_EXTRACTED DATA_:
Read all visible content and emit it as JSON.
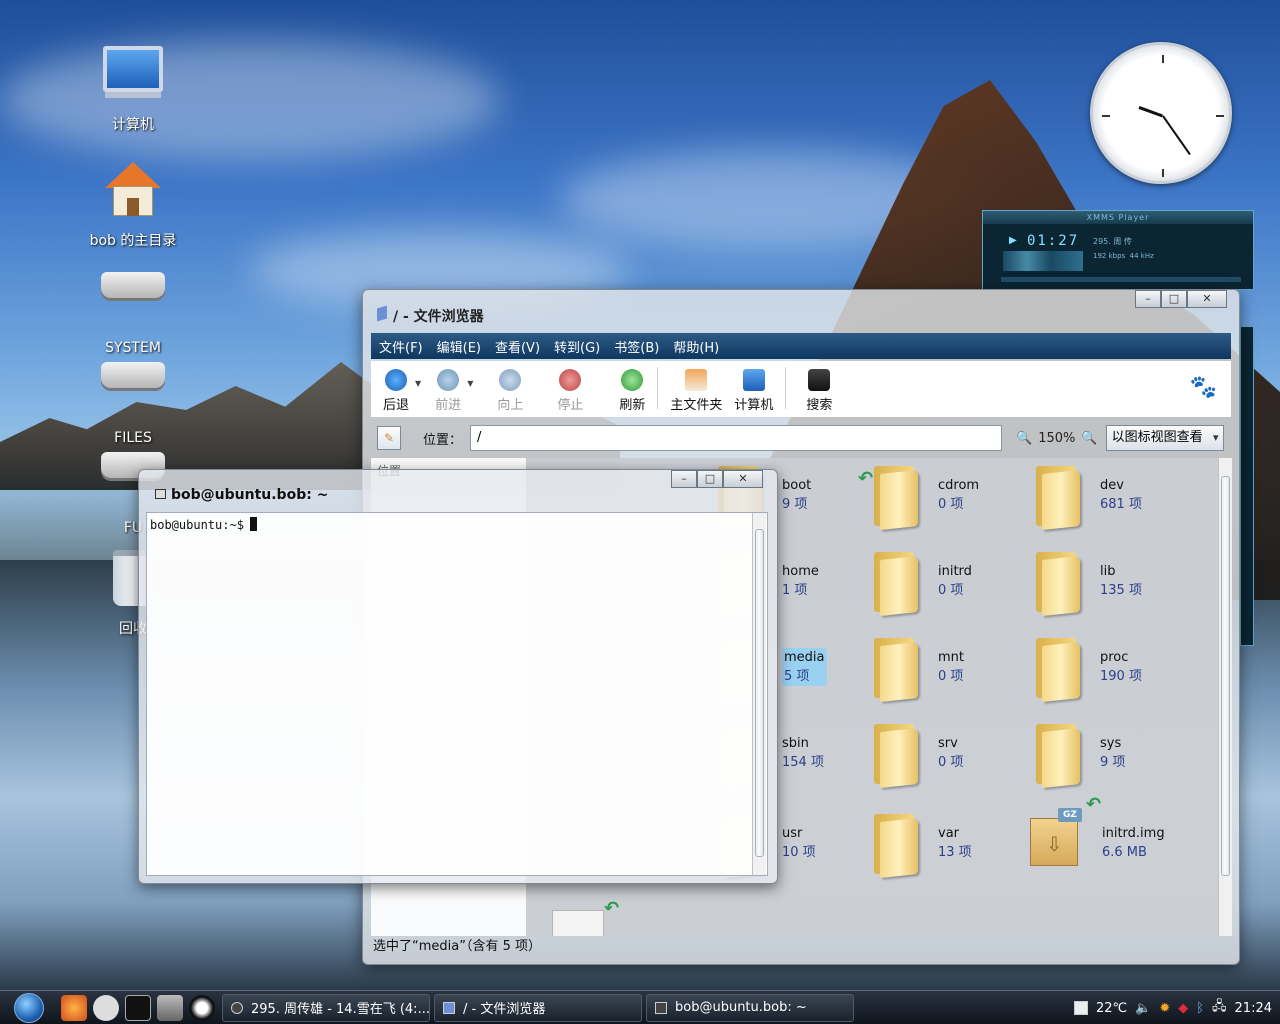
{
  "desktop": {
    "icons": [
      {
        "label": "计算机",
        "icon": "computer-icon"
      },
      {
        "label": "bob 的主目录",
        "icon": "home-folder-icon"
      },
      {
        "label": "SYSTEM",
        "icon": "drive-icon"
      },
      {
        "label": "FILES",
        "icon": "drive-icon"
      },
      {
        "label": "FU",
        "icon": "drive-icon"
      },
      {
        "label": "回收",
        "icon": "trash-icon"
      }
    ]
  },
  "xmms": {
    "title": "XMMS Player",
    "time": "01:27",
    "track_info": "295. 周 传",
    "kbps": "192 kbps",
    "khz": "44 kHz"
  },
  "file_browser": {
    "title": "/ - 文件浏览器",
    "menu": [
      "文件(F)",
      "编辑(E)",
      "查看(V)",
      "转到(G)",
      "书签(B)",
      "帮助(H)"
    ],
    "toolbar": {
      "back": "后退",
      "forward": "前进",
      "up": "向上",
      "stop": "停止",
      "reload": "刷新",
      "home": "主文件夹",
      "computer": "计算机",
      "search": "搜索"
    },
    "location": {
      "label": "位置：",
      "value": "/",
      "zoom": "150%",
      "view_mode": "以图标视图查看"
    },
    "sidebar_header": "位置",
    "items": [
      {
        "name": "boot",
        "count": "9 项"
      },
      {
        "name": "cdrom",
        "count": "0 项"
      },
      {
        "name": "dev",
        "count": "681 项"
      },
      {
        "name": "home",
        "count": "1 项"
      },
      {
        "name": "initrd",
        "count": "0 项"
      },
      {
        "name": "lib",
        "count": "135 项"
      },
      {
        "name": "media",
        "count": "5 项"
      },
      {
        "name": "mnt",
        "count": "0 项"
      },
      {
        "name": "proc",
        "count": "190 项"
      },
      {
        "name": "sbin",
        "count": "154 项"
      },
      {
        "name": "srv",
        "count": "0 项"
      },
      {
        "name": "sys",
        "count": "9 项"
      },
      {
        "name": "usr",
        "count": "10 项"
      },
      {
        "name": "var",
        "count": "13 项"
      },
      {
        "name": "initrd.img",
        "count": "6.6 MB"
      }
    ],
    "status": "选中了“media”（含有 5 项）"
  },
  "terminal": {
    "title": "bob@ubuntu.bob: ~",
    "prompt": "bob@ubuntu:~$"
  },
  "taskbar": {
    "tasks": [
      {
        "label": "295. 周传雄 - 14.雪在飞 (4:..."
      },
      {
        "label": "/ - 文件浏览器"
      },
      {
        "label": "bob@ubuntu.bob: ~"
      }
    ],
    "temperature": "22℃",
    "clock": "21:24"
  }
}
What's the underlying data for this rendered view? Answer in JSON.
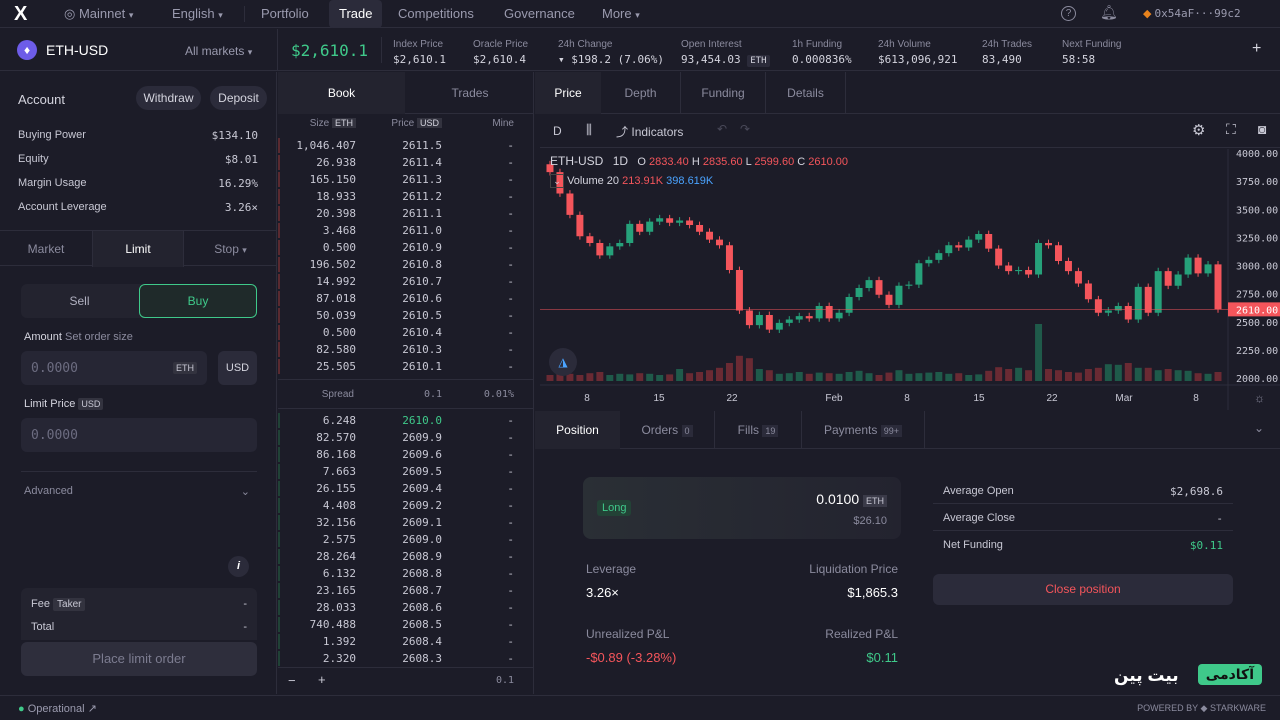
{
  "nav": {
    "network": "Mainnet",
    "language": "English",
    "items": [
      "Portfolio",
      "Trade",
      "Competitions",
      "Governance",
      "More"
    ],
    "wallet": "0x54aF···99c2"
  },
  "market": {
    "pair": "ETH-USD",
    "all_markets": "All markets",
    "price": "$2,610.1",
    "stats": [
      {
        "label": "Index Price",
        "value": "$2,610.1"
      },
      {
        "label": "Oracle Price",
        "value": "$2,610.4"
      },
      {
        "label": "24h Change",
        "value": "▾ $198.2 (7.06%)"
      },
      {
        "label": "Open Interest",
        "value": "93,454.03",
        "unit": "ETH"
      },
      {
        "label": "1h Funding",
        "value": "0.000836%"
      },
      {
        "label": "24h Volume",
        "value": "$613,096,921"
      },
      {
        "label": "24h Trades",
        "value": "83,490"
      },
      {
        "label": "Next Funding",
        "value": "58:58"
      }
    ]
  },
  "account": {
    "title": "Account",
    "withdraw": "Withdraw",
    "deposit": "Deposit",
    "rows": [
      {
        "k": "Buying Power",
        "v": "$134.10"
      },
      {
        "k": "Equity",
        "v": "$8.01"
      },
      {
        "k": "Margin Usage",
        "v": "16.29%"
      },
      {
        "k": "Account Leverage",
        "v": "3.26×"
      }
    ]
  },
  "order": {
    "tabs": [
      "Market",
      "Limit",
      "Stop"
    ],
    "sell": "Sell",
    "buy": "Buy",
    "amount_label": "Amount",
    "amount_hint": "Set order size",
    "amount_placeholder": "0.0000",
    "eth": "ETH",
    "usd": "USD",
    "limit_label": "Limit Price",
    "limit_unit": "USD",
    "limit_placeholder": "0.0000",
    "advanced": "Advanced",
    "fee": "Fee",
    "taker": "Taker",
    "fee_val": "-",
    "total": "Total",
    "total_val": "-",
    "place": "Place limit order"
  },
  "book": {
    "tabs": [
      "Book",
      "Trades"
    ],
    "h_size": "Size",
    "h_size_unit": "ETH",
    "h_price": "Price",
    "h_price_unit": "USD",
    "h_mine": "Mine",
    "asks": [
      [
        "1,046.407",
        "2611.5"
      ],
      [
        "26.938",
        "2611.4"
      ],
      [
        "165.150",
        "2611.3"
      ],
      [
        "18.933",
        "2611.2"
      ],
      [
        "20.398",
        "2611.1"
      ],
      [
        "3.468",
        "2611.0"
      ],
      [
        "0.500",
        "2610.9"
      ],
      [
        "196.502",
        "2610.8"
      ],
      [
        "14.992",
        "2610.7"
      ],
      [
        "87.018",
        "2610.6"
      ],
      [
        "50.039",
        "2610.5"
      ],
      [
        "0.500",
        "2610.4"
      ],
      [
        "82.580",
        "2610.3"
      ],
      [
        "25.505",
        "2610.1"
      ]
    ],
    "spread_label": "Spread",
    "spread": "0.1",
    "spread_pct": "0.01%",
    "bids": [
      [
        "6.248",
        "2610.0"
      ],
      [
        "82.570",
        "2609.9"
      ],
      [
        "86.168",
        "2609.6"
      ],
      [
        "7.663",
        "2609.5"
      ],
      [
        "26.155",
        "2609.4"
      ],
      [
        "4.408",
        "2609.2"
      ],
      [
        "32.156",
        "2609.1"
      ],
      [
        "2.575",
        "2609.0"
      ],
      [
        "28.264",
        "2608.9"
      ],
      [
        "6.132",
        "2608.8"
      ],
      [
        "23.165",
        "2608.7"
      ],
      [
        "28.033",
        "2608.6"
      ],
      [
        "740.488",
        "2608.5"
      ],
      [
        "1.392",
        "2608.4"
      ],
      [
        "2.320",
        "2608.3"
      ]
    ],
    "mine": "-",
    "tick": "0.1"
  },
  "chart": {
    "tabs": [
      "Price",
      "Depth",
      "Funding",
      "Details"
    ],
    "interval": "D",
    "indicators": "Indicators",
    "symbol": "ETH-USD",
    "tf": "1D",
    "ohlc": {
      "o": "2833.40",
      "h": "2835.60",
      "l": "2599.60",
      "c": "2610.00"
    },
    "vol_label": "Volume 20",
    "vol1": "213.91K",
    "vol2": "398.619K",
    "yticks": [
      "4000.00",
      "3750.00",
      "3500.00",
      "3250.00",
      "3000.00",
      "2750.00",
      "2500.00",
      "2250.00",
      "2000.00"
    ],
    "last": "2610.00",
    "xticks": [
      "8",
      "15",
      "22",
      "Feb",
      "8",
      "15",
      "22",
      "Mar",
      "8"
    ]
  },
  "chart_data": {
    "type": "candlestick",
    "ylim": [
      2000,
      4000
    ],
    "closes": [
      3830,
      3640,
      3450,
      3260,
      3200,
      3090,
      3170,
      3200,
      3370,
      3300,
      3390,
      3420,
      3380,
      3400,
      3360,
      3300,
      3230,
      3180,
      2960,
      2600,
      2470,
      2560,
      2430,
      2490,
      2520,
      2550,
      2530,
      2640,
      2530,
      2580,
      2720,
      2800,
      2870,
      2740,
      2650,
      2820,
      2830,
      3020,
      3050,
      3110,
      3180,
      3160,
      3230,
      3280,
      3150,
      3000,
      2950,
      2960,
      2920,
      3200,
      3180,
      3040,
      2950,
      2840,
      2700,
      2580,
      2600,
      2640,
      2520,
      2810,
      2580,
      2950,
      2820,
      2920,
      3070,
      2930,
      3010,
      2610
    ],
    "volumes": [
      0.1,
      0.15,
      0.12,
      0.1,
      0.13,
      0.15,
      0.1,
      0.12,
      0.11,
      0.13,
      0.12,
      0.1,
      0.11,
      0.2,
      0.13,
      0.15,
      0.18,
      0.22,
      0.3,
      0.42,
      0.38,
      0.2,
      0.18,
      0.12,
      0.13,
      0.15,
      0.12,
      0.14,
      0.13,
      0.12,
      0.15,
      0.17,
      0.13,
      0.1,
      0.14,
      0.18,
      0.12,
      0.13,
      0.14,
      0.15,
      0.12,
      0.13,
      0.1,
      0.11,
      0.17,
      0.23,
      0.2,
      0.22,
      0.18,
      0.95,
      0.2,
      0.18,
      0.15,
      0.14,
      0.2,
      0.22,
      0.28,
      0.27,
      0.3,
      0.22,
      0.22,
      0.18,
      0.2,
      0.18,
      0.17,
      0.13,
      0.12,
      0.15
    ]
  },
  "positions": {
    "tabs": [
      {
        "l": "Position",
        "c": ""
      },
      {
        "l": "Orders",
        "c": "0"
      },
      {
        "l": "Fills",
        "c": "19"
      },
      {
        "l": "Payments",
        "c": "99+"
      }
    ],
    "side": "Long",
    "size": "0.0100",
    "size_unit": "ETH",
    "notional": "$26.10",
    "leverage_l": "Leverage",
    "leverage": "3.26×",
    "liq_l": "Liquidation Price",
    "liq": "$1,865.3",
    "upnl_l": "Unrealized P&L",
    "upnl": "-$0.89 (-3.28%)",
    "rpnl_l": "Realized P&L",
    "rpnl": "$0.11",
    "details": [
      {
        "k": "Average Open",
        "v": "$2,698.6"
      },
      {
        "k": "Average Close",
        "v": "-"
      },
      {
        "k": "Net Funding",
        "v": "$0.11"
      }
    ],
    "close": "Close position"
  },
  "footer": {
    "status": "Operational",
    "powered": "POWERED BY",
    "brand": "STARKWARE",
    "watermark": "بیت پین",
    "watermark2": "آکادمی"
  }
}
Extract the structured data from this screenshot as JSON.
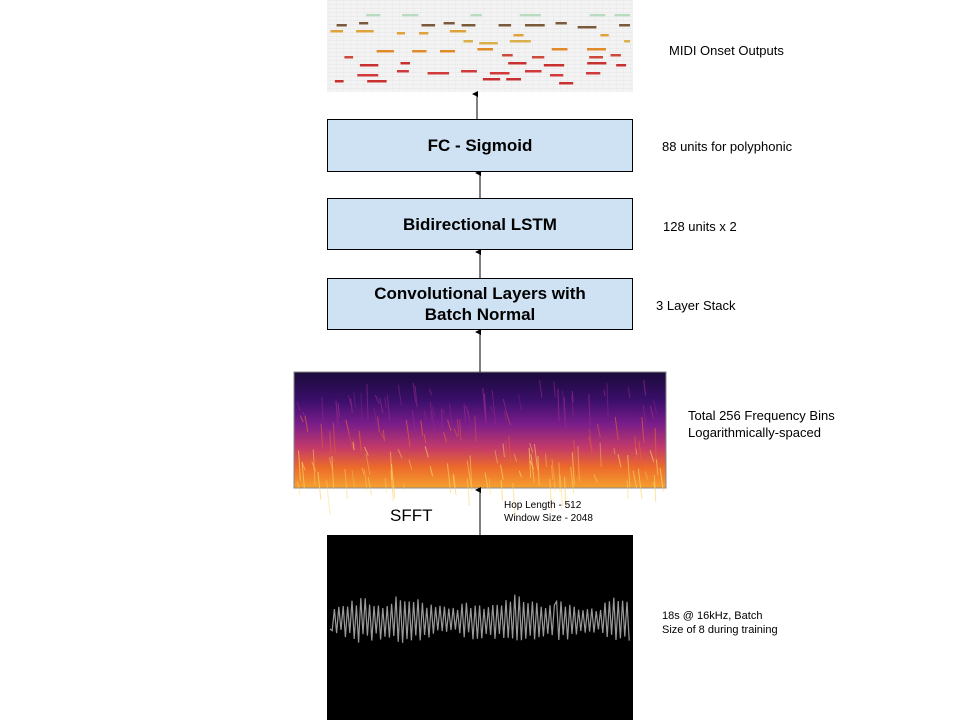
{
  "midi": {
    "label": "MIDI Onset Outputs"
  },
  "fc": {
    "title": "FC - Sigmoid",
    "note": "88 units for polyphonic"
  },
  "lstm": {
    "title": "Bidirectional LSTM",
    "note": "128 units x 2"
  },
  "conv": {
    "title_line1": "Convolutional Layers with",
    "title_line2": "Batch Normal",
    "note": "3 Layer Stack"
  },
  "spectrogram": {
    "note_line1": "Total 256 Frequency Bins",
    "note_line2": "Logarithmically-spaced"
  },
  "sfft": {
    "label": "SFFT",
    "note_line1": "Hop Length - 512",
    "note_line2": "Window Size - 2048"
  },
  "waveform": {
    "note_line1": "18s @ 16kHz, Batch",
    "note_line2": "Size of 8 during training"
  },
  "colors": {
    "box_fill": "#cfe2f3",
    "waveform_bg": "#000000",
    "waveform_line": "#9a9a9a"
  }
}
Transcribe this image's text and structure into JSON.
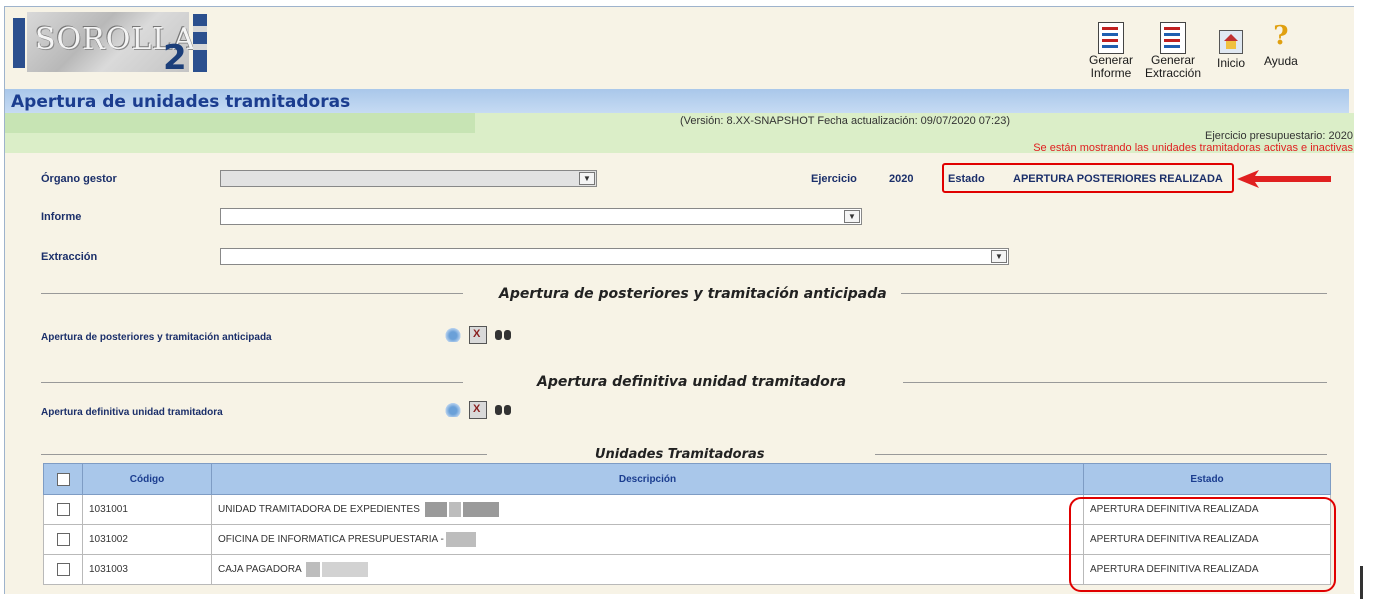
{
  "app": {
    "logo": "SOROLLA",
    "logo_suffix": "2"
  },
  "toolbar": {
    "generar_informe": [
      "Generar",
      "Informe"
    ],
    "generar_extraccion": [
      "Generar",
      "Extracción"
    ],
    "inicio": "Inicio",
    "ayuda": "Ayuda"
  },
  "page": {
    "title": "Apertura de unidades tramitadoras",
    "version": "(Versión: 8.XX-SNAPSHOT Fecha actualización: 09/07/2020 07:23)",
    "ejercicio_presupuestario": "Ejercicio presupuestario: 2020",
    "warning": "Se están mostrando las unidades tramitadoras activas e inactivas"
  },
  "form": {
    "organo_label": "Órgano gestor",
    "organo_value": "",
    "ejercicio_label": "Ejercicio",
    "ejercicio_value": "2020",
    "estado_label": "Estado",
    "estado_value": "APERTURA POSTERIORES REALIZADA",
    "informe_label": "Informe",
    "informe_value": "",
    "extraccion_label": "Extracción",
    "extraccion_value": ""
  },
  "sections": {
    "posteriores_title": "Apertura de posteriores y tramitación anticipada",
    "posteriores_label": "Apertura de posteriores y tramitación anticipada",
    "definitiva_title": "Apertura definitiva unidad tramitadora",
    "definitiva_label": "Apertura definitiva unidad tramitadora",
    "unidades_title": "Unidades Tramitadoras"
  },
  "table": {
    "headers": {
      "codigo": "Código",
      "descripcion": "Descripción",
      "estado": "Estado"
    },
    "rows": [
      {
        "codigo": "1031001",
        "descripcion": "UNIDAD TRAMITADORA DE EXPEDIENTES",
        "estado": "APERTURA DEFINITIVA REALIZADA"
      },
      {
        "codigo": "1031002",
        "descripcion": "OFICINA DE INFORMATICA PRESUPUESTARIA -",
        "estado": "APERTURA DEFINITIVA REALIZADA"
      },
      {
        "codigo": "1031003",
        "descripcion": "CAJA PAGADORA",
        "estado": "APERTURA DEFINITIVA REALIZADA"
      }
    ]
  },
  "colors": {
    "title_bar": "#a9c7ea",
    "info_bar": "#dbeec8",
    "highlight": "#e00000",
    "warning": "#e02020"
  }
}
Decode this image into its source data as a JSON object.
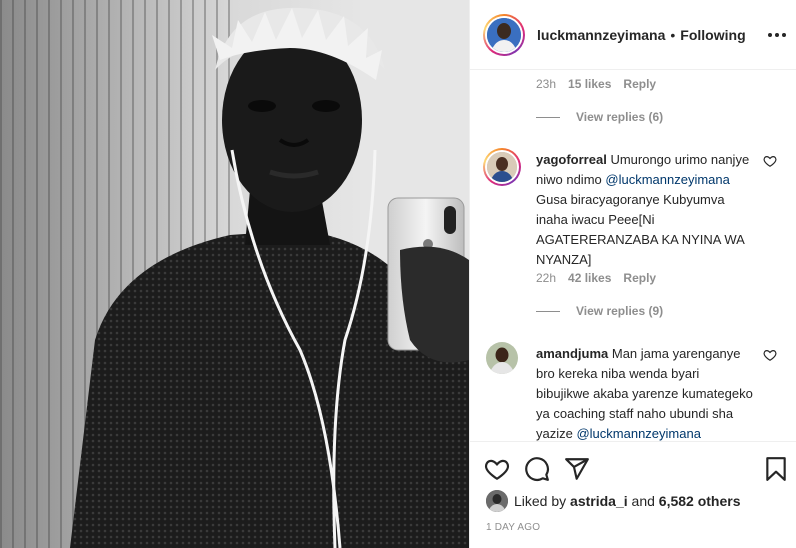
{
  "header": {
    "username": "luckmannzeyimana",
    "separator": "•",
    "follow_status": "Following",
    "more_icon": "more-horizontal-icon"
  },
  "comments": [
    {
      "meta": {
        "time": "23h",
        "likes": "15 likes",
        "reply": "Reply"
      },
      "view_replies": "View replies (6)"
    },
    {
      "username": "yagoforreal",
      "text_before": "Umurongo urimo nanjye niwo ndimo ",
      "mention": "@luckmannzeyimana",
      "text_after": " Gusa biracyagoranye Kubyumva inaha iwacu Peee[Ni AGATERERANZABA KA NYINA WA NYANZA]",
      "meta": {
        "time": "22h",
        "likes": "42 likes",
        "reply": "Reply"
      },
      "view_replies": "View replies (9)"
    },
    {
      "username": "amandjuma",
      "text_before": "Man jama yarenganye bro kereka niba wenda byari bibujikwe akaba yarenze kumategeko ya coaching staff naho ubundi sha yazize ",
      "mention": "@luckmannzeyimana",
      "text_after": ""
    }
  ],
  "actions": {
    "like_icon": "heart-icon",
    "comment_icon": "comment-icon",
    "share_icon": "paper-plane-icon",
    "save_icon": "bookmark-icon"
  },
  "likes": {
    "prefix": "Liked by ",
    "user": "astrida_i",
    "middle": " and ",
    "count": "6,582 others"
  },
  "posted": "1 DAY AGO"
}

_DO THIS_: Each line in the entries above that includes the string "warning" should be extracted.

_RESULT_:
    "warning": "Se están mostrando las unidades tramitadoras activas e inactivas"
    "warning": "#e02020"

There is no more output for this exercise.